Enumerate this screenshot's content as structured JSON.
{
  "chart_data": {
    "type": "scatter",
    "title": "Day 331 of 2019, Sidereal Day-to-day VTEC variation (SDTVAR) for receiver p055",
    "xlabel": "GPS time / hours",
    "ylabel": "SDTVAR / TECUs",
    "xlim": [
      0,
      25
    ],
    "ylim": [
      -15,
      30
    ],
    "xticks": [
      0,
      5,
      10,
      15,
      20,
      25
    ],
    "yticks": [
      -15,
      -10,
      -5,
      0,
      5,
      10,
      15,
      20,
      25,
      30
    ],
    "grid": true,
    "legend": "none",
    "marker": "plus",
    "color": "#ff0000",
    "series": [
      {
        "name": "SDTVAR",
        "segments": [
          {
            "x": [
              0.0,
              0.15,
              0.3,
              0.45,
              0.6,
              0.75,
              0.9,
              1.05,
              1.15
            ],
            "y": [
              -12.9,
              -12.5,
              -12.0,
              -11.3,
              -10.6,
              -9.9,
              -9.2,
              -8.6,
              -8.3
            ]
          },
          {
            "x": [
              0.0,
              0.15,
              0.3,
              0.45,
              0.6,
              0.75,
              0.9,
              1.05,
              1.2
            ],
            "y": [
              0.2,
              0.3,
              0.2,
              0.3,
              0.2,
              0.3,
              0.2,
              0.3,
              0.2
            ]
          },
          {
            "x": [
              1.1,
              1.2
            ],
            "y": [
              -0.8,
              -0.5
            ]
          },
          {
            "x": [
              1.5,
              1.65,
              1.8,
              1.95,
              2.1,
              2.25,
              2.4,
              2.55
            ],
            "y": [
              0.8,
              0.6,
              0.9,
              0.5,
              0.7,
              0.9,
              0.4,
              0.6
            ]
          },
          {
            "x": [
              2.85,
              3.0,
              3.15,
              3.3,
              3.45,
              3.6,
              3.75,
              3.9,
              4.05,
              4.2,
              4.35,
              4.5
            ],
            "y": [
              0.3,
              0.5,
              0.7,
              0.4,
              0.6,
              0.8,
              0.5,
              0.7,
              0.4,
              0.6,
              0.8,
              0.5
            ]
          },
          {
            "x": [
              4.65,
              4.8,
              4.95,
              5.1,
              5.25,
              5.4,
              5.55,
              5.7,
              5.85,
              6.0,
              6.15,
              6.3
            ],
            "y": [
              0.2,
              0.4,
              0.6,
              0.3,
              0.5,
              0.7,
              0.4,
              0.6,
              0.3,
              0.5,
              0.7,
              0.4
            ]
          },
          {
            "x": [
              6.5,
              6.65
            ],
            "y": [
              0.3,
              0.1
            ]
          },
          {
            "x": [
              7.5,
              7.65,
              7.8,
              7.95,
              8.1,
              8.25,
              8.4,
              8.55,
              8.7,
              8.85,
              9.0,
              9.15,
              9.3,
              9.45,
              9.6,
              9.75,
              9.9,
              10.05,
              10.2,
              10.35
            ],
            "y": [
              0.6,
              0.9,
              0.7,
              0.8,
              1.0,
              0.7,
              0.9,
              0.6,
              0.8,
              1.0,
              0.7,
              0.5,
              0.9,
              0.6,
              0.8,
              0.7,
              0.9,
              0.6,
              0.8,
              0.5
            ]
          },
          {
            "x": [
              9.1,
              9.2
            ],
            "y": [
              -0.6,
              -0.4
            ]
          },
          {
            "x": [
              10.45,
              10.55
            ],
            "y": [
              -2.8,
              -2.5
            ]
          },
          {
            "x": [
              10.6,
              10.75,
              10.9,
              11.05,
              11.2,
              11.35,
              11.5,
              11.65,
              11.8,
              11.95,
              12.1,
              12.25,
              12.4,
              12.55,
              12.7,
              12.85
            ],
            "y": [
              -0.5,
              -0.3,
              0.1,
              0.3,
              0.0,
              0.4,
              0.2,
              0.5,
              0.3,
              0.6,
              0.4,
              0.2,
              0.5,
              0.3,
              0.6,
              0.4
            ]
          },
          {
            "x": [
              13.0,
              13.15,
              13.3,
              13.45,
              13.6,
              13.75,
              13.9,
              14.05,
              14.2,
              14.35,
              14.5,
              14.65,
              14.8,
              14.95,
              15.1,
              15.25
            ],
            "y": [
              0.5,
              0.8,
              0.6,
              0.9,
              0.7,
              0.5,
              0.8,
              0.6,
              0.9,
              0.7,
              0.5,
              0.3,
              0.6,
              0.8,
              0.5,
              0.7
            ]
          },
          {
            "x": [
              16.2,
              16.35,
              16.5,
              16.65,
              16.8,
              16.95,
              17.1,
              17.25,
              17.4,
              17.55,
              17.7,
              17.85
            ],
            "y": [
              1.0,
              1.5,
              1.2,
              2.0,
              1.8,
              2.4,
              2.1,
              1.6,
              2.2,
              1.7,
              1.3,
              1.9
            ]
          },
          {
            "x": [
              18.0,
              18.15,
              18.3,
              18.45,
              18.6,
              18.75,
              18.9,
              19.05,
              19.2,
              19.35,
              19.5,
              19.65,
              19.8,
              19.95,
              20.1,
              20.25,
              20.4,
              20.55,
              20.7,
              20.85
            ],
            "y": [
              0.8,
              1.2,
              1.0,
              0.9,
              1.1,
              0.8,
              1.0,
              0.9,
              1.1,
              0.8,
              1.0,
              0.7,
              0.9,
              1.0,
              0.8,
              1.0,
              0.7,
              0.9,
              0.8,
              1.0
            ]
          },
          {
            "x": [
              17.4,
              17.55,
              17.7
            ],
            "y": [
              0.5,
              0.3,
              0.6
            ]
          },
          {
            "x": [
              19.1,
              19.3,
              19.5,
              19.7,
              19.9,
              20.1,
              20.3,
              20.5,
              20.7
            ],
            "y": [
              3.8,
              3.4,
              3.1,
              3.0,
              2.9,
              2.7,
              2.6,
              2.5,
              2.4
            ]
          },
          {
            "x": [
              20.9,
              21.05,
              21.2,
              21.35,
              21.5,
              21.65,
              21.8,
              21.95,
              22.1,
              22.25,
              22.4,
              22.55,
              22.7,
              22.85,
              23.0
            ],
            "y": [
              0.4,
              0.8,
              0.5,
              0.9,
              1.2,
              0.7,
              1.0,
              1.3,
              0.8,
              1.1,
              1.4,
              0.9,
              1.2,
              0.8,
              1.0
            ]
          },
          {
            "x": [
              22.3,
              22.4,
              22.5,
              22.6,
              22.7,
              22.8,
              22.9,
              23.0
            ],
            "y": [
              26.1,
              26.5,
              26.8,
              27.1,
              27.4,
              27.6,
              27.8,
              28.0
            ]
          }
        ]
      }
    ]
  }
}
+ + + + +
What you have to do => Above are some records; extract every one of them exactly.

Full response =>
Enumerate this screenshot's content as structured JSON.
{
  "chart_data": {
    "type": "scatter",
    "title": "Day 331 of 2019, Sidereal Day-to-day VTEC variation (SDTVAR) for receiver p055",
    "xlabel": "GPS time / hours",
    "ylabel": "SDTVAR / TECUs",
    "xlim": [
      0,
      25
    ],
    "ylim": [
      -15,
      30
    ],
    "xticks": [
      0,
      5,
      10,
      15,
      20,
      25
    ],
    "yticks": [
      -15,
      -10,
      -5,
      0,
      5,
      10,
      15,
      20,
      25,
      30
    ],
    "grid": true,
    "legend": "none",
    "marker": "plus",
    "color": "#ff0000",
    "series": [
      {
        "name": "SDTVAR",
        "segments": [
          {
            "x": [
              0.0,
              0.15,
              0.3,
              0.45,
              0.6,
              0.75,
              0.9,
              1.05,
              1.15
            ],
            "y": [
              -12.9,
              -12.5,
              -12.0,
              -11.3,
              -10.6,
              -9.9,
              -9.2,
              -8.6,
              -8.3
            ]
          },
          {
            "x": [
              0.0,
              0.15,
              0.3,
              0.45,
              0.6,
              0.75,
              0.9,
              1.05,
              1.2
            ],
            "y": [
              0.2,
              0.3,
              0.2,
              0.3,
              0.2,
              0.3,
              0.2,
              0.3,
              0.2
            ]
          },
          {
            "x": [
              1.1,
              1.2
            ],
            "y": [
              -0.8,
              -0.5
            ]
          },
          {
            "x": [
              1.5,
              1.65,
              1.8,
              1.95,
              2.1,
              2.25,
              2.4,
              2.55
            ],
            "y": [
              0.8,
              0.6,
              0.9,
              0.5,
              0.7,
              0.9,
              0.4,
              0.6
            ]
          },
          {
            "x": [
              2.85,
              3.0,
              3.15,
              3.3,
              3.45,
              3.6,
              3.75,
              3.9,
              4.05,
              4.2,
              4.35,
              4.5
            ],
            "y": [
              0.3,
              0.5,
              0.7,
              0.4,
              0.6,
              0.8,
              0.5,
              0.7,
              0.4,
              0.6,
              0.8,
              0.5
            ]
          },
          {
            "x": [
              4.65,
              4.8,
              4.95,
              5.1,
              5.25,
              5.4,
              5.55,
              5.7,
              5.85,
              6.0,
              6.15,
              6.3
            ],
            "y": [
              0.2,
              0.4,
              0.6,
              0.3,
              0.5,
              0.7,
              0.4,
              0.6,
              0.3,
              0.5,
              0.7,
              0.4
            ]
          },
          {
            "x": [
              6.5,
              6.65
            ],
            "y": [
              0.3,
              0.1
            ]
          },
          {
            "x": [
              7.5,
              7.65,
              7.8,
              7.95,
              8.1,
              8.25,
              8.4,
              8.55,
              8.7,
              8.85,
              9.0,
              9.15,
              9.3,
              9.45,
              9.6,
              9.75,
              9.9,
              10.05,
              10.2,
              10.35
            ],
            "y": [
              0.6,
              0.9,
              0.7,
              0.8,
              1.0,
              0.7,
              0.9,
              0.6,
              0.8,
              1.0,
              0.7,
              0.5,
              0.9,
              0.6,
              0.8,
              0.7,
              0.9,
              0.6,
              0.8,
              0.5
            ]
          },
          {
            "x": [
              9.1,
              9.2
            ],
            "y": [
              -0.6,
              -0.4
            ]
          },
          {
            "x": [
              10.45,
              10.55
            ],
            "y": [
              -2.8,
              -2.5
            ]
          },
          {
            "x": [
              10.6,
              10.75,
              10.9,
              11.05,
              11.2,
              11.35,
              11.5,
              11.65,
              11.8,
              11.95,
              12.1,
              12.25,
              12.4,
              12.55,
              12.7,
              12.85
            ],
            "y": [
              -0.5,
              -0.3,
              0.1,
              0.3,
              0.0,
              0.4,
              0.2,
              0.5,
              0.3,
              0.6,
              0.4,
              0.2,
              0.5,
              0.3,
              0.6,
              0.4
            ]
          },
          {
            "x": [
              13.0,
              13.15,
              13.3,
              13.45,
              13.6,
              13.75,
              13.9,
              14.05,
              14.2,
              14.35,
              14.5,
              14.65,
              14.8,
              14.95,
              15.1,
              15.25
            ],
            "y": [
              0.5,
              0.8,
              0.6,
              0.9,
              0.7,
              0.5,
              0.8,
              0.6,
              0.9,
              0.7,
              0.5,
              0.3,
              0.6,
              0.8,
              0.5,
              0.7
            ]
          },
          {
            "x": [
              16.2,
              16.35,
              16.5,
              16.65,
              16.8,
              16.95,
              17.1,
              17.25,
              17.4,
              17.55,
              17.7,
              17.85
            ],
            "y": [
              1.0,
              1.5,
              1.2,
              2.0,
              1.8,
              2.4,
              2.1,
              1.6,
              2.2,
              1.7,
              1.3,
              1.9
            ]
          },
          {
            "x": [
              18.0,
              18.15,
              18.3,
              18.45,
              18.6,
              18.75,
              18.9,
              19.05,
              19.2,
              19.35,
              19.5,
              19.65,
              19.8,
              19.95,
              20.1,
              20.25,
              20.4,
              20.55,
              20.7,
              20.85
            ],
            "y": [
              0.8,
              1.2,
              1.0,
              0.9,
              1.1,
              0.8,
              1.0,
              0.9,
              1.1,
              0.8,
              1.0,
              0.7,
              0.9,
              1.0,
              0.8,
              1.0,
              0.7,
              0.9,
              0.8,
              1.0
            ]
          },
          {
            "x": [
              17.4,
              17.55,
              17.7
            ],
            "y": [
              0.5,
              0.3,
              0.6
            ]
          },
          {
            "x": [
              19.1,
              19.3,
              19.5,
              19.7,
              19.9,
              20.1,
              20.3,
              20.5,
              20.7
            ],
            "y": [
              3.8,
              3.4,
              3.1,
              3.0,
              2.9,
              2.7,
              2.6,
              2.5,
              2.4
            ]
          },
          {
            "x": [
              20.9,
              21.05,
              21.2,
              21.35,
              21.5,
              21.65,
              21.8,
              21.95,
              22.1,
              22.25,
              22.4,
              22.55,
              22.7,
              22.85,
              23.0
            ],
            "y": [
              0.4,
              0.8,
              0.5,
              0.9,
              1.2,
              0.7,
              1.0,
              1.3,
              0.8,
              1.1,
              1.4,
              0.9,
              1.2,
              0.8,
              1.0
            ]
          },
          {
            "x": [
              22.3,
              22.4,
              22.5,
              22.6,
              22.7,
              22.8,
              22.9,
              23.0
            ],
            "y": [
              26.1,
              26.5,
              26.8,
              27.1,
              27.4,
              27.6,
              27.8,
              28.0
            ]
          }
        ]
      }
    ]
  }
}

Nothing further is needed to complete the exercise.